> WHAT THE TASK REQUIRES
Lines containing the word "JSON" should be extracted in full.

Dataset rows about figures:
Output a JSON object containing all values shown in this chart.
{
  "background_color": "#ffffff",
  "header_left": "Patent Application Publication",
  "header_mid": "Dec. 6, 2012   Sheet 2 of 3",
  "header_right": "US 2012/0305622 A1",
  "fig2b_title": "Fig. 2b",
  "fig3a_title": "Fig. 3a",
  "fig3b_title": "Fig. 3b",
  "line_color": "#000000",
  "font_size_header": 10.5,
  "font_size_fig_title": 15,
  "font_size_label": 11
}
* * *
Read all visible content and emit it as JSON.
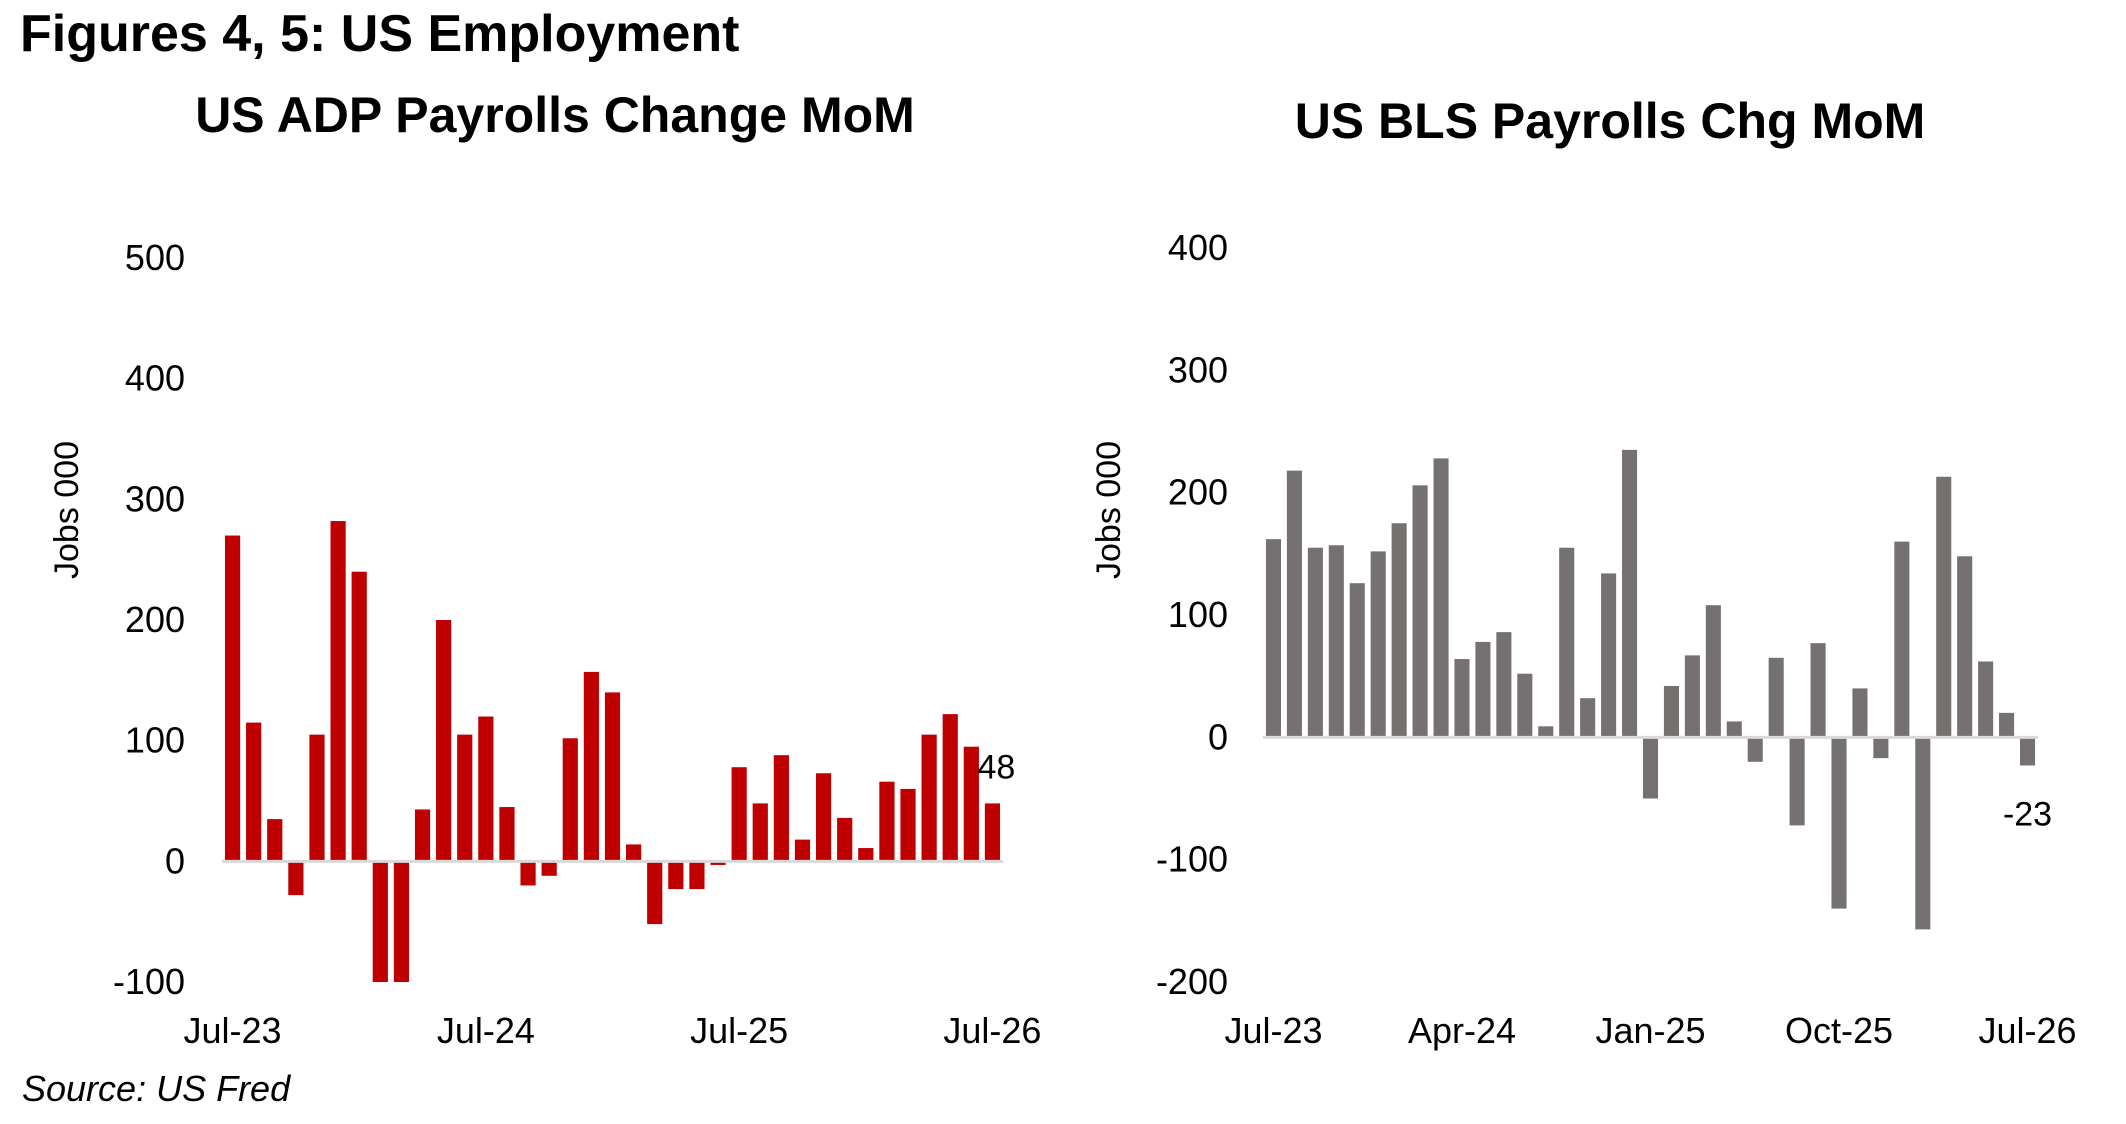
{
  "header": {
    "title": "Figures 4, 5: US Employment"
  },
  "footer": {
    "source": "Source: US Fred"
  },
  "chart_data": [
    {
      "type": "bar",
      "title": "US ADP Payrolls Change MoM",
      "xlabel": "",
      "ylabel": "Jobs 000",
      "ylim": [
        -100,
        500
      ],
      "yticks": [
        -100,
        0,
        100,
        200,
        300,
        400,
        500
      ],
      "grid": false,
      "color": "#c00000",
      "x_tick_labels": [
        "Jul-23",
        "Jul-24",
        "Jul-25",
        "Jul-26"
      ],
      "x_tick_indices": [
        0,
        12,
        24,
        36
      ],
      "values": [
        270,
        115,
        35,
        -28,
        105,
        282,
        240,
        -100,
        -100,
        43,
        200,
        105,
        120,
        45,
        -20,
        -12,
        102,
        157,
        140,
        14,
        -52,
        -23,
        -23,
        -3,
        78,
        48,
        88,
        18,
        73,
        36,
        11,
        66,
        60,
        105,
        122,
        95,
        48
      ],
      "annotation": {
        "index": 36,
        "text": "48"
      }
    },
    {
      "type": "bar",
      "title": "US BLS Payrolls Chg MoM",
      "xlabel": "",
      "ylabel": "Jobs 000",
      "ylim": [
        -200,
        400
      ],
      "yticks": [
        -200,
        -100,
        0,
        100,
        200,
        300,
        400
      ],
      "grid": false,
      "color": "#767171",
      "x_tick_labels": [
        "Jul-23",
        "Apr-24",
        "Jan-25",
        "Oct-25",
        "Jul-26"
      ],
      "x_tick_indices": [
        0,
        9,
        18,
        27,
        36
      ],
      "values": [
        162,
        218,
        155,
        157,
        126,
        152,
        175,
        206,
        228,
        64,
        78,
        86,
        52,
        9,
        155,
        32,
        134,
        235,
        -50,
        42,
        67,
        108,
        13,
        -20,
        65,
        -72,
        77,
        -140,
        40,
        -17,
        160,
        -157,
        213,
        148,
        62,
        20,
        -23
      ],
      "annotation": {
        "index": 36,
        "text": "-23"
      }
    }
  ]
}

> EXPECTED ANSWER
Output a JSON object containing all values shown in this chart.
Read all visible content and emit it as JSON.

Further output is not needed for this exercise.